▶ _PROBLEM TO SOLVE_:
Pull out every line below that holds the word "avait".

(Items listed in a dataset)
--- --- ---

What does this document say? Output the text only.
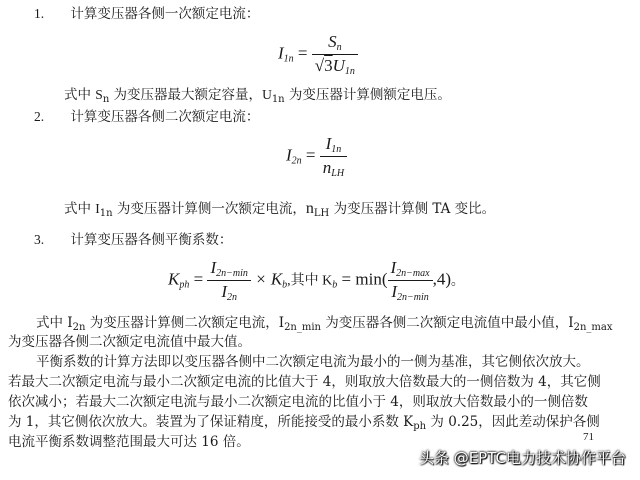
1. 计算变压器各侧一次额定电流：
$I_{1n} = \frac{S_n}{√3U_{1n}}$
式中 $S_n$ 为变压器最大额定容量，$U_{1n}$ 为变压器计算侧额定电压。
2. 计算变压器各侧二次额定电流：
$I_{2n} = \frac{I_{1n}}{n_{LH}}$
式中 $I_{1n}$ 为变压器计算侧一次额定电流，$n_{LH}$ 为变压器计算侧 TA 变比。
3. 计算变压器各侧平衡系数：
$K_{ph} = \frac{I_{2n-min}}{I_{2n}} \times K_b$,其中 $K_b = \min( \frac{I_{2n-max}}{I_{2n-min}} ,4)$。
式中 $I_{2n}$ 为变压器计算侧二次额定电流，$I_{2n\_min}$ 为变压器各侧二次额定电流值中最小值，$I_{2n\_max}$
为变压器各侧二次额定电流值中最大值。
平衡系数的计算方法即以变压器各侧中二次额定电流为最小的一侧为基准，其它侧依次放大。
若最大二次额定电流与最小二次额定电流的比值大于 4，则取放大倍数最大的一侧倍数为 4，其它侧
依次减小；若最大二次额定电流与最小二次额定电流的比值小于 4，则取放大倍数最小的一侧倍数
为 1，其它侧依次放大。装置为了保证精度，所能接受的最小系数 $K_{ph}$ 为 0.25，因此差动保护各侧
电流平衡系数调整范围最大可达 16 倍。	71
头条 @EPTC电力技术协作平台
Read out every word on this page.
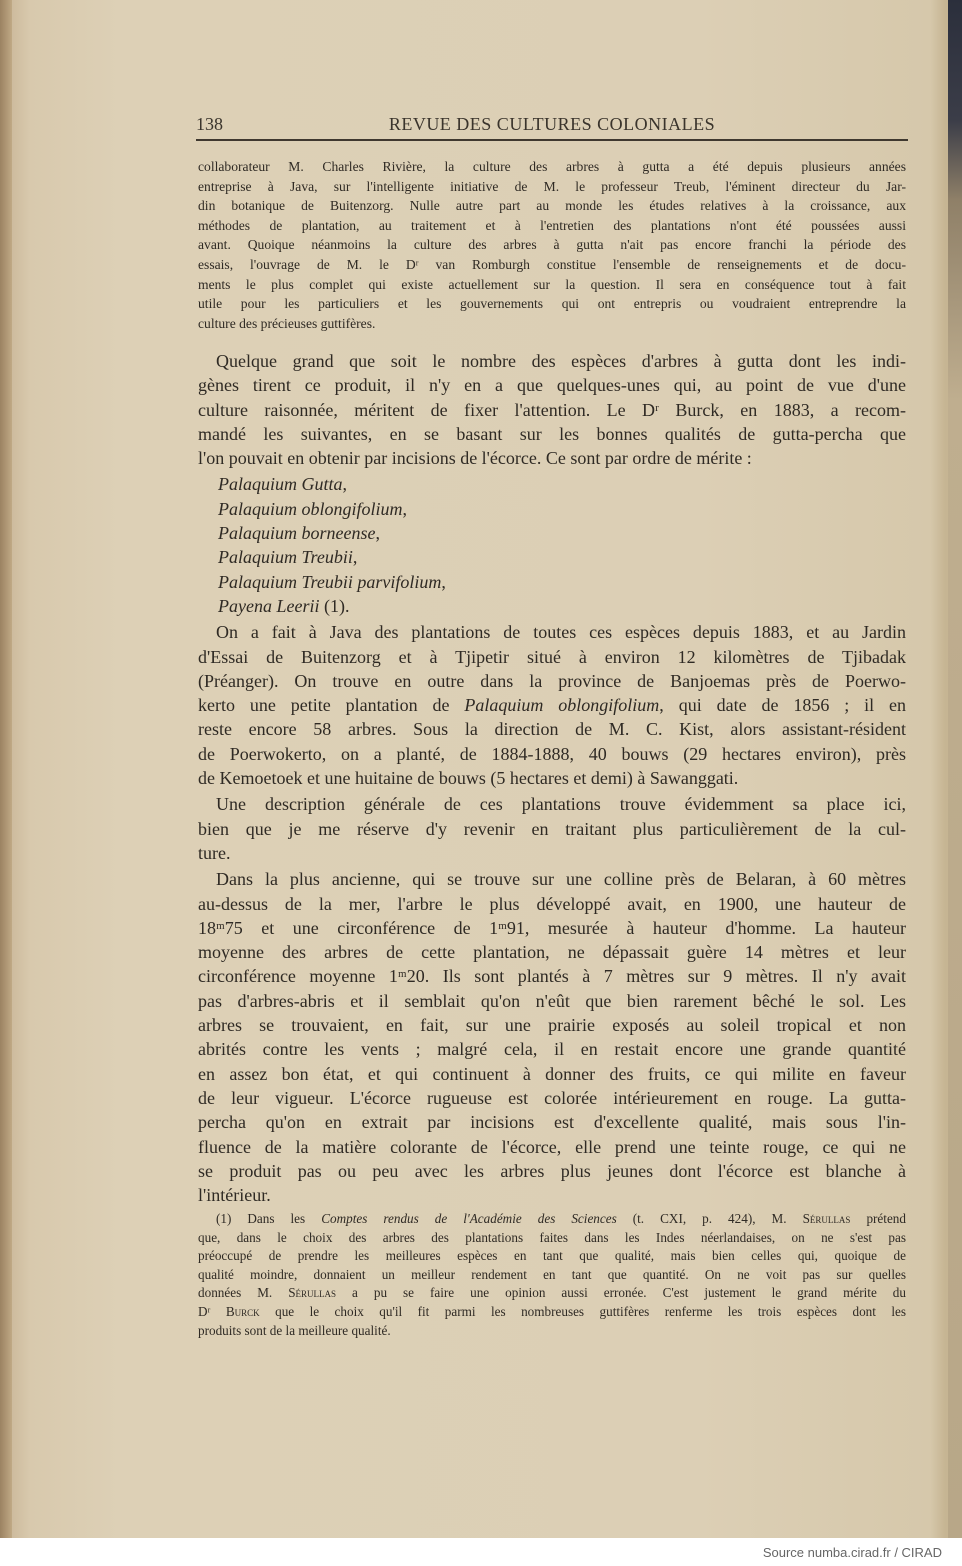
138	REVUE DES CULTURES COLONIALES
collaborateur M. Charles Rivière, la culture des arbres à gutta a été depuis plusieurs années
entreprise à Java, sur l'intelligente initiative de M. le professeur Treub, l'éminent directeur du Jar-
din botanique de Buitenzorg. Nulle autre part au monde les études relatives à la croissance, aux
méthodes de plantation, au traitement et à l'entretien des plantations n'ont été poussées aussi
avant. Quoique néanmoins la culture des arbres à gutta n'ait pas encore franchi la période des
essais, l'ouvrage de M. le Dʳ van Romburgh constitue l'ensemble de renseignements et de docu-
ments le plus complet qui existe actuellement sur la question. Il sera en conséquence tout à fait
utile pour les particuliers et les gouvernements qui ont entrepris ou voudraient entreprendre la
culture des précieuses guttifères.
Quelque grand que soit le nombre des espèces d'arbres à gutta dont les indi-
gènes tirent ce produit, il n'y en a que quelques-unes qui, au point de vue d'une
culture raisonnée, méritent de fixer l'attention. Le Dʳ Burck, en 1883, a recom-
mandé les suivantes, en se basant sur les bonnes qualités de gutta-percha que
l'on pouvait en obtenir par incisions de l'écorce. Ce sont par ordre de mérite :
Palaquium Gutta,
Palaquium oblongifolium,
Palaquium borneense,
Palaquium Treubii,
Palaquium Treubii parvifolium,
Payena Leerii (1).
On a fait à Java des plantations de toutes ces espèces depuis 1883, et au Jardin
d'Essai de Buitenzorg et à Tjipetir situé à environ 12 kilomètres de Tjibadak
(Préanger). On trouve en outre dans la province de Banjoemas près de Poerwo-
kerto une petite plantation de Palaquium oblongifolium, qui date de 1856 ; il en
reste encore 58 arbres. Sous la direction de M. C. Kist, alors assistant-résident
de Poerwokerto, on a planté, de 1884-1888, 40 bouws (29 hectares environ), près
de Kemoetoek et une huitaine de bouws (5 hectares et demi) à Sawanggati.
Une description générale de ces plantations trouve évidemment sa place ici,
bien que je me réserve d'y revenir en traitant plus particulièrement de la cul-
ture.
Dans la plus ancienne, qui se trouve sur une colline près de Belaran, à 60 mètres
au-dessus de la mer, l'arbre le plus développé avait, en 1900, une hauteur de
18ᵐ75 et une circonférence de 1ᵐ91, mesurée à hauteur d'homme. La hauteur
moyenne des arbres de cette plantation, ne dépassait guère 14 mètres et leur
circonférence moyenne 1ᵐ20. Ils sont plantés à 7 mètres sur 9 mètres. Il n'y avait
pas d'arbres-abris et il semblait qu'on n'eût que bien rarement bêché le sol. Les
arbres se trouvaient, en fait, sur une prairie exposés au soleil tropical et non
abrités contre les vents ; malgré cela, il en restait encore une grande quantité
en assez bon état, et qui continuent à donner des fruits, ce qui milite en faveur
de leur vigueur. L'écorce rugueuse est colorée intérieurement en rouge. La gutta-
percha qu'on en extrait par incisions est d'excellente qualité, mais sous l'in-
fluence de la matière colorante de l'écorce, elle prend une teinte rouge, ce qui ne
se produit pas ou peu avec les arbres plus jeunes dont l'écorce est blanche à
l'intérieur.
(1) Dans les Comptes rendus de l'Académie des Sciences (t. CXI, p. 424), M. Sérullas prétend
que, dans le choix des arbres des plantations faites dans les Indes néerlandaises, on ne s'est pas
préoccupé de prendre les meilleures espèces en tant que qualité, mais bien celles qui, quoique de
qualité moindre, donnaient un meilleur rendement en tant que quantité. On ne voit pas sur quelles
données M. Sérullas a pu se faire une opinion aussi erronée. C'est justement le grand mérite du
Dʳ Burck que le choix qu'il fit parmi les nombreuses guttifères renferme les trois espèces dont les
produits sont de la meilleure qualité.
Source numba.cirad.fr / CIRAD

--- --- ---

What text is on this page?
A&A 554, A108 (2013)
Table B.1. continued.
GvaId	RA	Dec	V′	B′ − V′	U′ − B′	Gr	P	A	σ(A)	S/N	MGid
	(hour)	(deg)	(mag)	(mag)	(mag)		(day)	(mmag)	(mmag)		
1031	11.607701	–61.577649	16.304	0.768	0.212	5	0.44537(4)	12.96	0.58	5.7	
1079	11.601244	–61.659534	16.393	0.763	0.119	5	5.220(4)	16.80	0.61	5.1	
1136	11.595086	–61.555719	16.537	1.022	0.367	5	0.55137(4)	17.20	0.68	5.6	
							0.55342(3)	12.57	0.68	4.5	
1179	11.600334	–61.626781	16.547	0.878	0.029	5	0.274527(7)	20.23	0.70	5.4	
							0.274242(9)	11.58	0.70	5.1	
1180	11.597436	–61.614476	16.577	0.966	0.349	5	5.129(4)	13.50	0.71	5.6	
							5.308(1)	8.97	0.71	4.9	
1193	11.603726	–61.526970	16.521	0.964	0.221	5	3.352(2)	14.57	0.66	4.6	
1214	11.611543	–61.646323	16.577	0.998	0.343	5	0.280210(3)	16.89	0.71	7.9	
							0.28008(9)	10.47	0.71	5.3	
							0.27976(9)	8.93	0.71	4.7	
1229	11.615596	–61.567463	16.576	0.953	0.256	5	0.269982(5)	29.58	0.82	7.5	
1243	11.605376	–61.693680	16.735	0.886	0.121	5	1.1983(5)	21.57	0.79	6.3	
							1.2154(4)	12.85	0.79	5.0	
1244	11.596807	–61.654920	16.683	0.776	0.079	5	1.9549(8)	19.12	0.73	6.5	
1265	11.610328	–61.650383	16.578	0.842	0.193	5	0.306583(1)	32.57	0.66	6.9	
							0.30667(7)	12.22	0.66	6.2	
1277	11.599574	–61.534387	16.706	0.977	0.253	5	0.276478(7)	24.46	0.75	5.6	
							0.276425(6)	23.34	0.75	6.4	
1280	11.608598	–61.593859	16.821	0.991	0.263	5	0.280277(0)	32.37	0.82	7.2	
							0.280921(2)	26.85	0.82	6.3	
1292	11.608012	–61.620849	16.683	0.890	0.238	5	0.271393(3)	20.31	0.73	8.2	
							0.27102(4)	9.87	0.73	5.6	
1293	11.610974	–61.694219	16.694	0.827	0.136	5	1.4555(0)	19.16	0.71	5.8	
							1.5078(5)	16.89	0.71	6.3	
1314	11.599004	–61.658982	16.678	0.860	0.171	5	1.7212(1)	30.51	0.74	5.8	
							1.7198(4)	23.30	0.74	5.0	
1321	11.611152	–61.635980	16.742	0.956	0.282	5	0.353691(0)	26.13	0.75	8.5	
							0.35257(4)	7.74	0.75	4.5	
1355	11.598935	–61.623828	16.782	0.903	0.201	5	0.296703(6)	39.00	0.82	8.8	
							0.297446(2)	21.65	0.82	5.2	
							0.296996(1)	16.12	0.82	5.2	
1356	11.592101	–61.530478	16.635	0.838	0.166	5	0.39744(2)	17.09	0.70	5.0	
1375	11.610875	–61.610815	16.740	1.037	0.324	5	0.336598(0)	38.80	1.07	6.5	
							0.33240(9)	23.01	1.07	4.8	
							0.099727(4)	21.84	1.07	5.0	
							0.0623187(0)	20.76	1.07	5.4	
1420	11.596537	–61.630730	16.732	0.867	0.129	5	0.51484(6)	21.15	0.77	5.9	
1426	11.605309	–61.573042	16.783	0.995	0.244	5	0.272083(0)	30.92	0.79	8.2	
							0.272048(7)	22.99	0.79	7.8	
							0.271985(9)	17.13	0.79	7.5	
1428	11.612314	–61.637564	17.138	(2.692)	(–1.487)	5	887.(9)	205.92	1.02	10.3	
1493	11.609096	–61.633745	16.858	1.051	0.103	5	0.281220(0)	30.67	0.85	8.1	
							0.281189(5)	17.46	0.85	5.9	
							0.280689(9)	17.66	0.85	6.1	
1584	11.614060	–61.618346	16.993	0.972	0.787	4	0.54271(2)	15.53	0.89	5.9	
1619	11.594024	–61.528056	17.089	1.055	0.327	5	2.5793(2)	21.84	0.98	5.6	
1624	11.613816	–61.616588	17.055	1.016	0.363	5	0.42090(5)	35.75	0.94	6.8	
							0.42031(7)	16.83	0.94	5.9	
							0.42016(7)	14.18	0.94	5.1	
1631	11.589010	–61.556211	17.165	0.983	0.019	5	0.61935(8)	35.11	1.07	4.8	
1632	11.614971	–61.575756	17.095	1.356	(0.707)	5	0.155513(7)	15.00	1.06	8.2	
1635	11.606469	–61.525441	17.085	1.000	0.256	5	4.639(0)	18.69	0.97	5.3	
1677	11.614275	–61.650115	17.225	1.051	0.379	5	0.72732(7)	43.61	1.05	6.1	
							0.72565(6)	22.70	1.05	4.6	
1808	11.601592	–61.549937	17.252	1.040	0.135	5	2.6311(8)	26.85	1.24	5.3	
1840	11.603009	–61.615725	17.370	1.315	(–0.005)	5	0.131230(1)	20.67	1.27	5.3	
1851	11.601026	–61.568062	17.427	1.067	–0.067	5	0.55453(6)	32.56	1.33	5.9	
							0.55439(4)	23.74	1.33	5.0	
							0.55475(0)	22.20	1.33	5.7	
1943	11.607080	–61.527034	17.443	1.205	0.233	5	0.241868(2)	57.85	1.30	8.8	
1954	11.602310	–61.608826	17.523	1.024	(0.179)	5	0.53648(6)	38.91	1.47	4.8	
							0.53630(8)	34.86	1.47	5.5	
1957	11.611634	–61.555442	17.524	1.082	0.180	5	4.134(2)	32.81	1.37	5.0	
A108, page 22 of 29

--- --- ---

▶ _SOLUTION_:
au-dessus de la mer, l'arbre le plus développé avait, en 1900, une hauteur de
circonférence moyenne 1ᵐ20. Ils sont plantés à 7 mètres sur 9 mètres. Il n'y avait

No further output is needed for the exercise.